# WHAT THE TASK REQUIRES
Resume the comment thread on climate skepticism below, picking up after its last line.

# SELECTED PASSAGE
- - -

Maybe the rhetoric was needed a few years ago, I think Times have changed, more columnists, etc are looking at policies and finding them wanting, the media has now noticed the hiatus in warming over the last 15 years, time for a civilised discussion with those newcomers, not shouting or forcing them to pick sides?
Mann, Romm, etc almost NEED Monckton and Delingpole to rail against (this latest will help them) lest they have to answer more moderate voices that they can’t just shout denier at.
I think it is time for the extremes to be ignored, and the majority to get a say, that means most scientists, most sceptics, not just the vocal ones, if the extremes can’t change with the times, then they will hopefully get ignored not pandered to.
I can’t believe James blocked me, merely for saying he was wrong mistaken, etc and he then started dishing out snide remarks, in a patronizing manner.
Ok, to cheer me on, when it was in his benefit…
http://wattsupwiththat.com/2011/02/03/has-the-bbc-has-broken-faith-with-the-general-public/
http://wattsupwiththat.com/2011/04/09/james-delingpole-beats-a-press-complaint-from-uea/
Personally, I think, if Monckton (nobody has heard of him in the UK, associated with UKIP, and a bit fringe) and Delingpole were not involved in the UK, and associated with scepticism, thus others not wanting to be equated with them, a lot of the more probing questions might have been asked by now, Copenhagen and energy policy/recession have changed the political landscape. In the last year I see them as more a hindrance, because of the fighting to win, rather than to persuade people that might be more open to persuasion now, but get alienated by the pitched battles.
but that is just my opinion.
or am I just some sort of ‘climate sceptic traitor’ (in the pocket of ‘big climate’ – of course not) for saying that, as I’ve got a trip (expenses paid) to the Met Office to talk with a few climate scientists, and we will be no doubt be laughing at how delusional Lewandowsky / Cook are. I think climate change science needs to change from within (and is more realistically likely to), with sceptical encouragement, not abuse
Robert in Calgary says:
April 14, 2013 at 11:47 am
Anthony says – “We’ll now be in a defensive position over Delingpole’s article.”
============
IMHO, the MSM reports with a slant that puts the opposition in a defensive position, then denies them a retort.
Reblogged this on Climate Ponderings.

- - -

# Excerpts from a dataset
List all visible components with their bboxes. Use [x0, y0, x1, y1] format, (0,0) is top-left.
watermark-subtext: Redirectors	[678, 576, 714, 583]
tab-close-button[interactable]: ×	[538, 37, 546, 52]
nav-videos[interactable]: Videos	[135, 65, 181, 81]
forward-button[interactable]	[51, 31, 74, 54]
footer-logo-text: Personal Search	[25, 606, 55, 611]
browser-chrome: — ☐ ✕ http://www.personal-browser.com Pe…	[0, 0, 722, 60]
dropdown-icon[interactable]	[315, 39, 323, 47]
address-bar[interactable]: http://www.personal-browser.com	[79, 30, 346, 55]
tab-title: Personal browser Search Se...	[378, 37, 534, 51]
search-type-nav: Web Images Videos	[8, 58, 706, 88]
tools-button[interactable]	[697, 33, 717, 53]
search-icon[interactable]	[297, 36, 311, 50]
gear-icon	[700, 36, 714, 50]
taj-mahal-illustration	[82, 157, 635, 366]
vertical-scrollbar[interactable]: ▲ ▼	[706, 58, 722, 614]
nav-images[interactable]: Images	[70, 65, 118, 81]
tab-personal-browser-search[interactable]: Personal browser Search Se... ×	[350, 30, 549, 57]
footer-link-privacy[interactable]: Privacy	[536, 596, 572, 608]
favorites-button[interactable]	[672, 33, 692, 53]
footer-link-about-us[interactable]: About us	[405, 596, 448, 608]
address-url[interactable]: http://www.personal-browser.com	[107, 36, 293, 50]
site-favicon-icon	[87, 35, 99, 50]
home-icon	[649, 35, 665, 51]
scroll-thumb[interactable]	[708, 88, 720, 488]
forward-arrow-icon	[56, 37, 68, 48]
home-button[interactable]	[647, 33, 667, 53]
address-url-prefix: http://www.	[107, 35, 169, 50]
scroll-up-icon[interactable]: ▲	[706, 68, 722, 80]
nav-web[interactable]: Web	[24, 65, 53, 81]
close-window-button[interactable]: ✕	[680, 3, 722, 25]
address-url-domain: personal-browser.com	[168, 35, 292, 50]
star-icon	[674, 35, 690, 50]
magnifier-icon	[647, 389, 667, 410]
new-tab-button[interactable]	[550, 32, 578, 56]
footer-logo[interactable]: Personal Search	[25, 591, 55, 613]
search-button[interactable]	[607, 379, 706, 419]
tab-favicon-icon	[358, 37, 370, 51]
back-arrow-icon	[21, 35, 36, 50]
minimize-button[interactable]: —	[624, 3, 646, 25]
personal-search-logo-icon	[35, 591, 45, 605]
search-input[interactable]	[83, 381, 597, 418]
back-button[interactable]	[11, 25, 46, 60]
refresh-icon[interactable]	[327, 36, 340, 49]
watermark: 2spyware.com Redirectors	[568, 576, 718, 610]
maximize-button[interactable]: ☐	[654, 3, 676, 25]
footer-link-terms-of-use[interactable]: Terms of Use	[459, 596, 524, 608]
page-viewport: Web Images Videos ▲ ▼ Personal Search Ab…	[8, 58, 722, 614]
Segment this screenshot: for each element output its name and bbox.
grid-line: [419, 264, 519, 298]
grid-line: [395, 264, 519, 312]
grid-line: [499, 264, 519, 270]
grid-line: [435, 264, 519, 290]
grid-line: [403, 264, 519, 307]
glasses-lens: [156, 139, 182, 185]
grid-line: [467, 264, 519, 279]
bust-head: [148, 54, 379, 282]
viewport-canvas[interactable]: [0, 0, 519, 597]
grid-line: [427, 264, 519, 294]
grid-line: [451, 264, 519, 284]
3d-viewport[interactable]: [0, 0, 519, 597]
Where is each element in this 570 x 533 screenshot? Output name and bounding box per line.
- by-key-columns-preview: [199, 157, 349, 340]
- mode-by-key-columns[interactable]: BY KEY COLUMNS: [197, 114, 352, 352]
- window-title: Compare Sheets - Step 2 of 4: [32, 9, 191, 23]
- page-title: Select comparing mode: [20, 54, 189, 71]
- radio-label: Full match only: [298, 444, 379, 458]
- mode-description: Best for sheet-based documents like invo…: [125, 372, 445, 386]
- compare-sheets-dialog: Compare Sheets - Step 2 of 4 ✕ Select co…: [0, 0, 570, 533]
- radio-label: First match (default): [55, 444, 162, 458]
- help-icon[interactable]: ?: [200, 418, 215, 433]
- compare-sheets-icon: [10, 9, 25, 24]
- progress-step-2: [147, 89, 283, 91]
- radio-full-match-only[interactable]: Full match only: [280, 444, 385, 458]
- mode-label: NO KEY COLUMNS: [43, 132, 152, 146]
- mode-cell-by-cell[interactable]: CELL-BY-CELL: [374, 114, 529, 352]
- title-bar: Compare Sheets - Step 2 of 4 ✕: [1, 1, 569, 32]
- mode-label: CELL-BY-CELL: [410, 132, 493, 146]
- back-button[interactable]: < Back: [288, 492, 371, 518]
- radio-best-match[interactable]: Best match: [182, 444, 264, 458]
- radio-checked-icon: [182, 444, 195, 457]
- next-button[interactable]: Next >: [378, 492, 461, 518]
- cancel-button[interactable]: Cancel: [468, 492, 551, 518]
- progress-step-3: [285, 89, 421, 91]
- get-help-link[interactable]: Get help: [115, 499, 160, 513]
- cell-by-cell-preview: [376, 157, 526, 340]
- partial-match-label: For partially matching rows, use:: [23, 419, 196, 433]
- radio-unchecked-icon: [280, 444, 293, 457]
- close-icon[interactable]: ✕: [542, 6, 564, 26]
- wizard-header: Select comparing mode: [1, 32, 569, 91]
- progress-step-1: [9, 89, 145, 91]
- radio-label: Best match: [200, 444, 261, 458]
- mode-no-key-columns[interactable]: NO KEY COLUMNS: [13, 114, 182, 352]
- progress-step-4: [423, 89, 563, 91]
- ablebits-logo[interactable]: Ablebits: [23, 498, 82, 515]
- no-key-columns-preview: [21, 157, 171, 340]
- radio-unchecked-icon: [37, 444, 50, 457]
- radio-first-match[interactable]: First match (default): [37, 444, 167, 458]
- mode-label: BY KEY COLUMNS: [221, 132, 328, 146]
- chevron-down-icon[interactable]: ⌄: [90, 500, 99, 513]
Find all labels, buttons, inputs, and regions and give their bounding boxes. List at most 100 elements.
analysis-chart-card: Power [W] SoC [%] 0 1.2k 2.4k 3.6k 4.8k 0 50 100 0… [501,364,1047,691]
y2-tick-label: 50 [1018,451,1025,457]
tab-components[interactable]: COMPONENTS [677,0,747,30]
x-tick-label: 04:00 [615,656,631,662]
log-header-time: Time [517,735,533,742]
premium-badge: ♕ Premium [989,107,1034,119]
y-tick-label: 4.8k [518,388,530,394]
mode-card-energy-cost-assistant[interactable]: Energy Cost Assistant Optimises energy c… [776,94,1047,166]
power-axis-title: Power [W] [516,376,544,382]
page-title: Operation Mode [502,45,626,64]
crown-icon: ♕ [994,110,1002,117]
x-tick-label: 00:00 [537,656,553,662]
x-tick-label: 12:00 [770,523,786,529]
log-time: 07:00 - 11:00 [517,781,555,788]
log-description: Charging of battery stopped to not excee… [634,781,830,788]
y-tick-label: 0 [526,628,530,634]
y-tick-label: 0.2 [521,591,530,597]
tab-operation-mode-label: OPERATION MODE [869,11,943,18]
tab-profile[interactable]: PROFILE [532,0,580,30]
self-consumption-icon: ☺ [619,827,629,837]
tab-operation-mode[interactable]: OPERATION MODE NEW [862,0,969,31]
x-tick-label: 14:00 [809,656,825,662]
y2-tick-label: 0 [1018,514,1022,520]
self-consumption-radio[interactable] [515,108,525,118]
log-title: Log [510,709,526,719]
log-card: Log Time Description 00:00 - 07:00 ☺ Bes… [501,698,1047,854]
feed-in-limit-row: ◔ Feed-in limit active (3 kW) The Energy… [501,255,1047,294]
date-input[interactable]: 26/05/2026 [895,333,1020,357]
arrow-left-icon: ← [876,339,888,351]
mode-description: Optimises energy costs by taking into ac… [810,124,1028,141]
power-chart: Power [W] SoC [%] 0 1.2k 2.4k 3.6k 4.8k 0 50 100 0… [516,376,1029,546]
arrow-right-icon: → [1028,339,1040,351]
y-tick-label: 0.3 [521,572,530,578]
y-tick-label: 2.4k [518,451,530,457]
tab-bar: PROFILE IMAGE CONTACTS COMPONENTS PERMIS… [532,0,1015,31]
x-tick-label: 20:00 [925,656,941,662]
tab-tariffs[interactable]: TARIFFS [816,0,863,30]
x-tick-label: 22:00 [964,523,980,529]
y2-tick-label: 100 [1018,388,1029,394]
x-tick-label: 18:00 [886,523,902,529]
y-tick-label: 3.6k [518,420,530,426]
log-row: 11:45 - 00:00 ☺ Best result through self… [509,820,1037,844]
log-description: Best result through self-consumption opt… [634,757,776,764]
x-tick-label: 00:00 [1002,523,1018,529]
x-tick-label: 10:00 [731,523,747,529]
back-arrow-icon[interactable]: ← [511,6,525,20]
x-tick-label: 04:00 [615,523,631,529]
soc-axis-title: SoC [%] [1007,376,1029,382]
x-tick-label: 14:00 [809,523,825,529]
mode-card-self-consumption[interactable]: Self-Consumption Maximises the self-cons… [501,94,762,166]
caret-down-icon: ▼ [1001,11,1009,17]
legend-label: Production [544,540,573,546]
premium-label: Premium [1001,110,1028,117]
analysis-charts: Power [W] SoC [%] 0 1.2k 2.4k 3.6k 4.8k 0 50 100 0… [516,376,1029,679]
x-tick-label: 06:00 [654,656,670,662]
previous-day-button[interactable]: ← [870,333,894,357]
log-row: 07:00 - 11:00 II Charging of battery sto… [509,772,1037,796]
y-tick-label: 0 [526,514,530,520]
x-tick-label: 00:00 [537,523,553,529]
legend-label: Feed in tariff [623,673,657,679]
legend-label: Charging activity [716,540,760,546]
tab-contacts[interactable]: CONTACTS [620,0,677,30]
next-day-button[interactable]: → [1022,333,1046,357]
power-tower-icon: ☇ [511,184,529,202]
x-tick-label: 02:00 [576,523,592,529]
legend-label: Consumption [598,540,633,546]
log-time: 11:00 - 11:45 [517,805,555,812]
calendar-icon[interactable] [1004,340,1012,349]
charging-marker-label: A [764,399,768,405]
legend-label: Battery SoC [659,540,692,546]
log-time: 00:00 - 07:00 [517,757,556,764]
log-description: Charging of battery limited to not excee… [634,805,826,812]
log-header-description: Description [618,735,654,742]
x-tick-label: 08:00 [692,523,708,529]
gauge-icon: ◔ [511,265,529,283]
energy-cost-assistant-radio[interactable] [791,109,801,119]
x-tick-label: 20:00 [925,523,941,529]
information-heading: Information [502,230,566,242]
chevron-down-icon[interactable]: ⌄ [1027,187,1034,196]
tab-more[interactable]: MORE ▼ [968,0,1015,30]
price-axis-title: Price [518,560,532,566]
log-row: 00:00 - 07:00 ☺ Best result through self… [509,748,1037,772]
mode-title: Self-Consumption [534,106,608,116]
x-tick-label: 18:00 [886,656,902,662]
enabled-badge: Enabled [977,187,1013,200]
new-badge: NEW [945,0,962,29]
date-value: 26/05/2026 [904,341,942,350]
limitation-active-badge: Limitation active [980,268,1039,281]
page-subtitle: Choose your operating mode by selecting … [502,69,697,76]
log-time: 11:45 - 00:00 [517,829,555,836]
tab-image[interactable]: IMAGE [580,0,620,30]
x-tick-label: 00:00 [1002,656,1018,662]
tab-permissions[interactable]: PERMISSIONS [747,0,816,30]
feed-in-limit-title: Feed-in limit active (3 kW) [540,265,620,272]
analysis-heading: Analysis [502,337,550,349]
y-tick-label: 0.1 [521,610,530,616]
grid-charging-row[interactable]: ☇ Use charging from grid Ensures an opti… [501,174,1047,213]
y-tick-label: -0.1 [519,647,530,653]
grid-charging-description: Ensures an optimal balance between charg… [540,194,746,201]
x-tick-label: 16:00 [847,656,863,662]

- - -

# RESPONSE TO THIS EXERCISE
Speaking for myself, I haven’t been treated very politely, ever since I first came out of the closet and confessed I felt Hansen was “adjusting the data” in a way that displayed bias. Besides a “denier” I was called a “ditto head.” (I had to look it up.) I wasn’t going to just take such treatment, and my responses could be fiery. Fortunately Steve McIntyre at Climate Audit set a very good example of how to remain polite and dignified.
However as the years have passed I have noticed even Steve has grown a bit acerbic. Willis concluded his last article, “Man, I’m tired of rooting through this kind of garbage, faux studies by faux scientists.” The simple fact of the matter is the fraud is getting too glaringly obvious, and the fraudsters too lame, however I doubt they will ever admit they are basically slinging the bull, while wearing white coats and pretending to talk in a erudite manner.
We have been patient enough. I think it is high time to stop being such sweeties. For every thing there is a season, and the season of sweetness is past.
If Mann doesn’t like it when people’s voices become harsh and strident, he obviously hasn’t listened to himself. He is no child, able to run to Mommy and weep his feelings have been hurt. (Even if he was, Mommy would know “he started it.”) However the fact is we are adults, dealing with Truth, and it is time for him to face the Truth.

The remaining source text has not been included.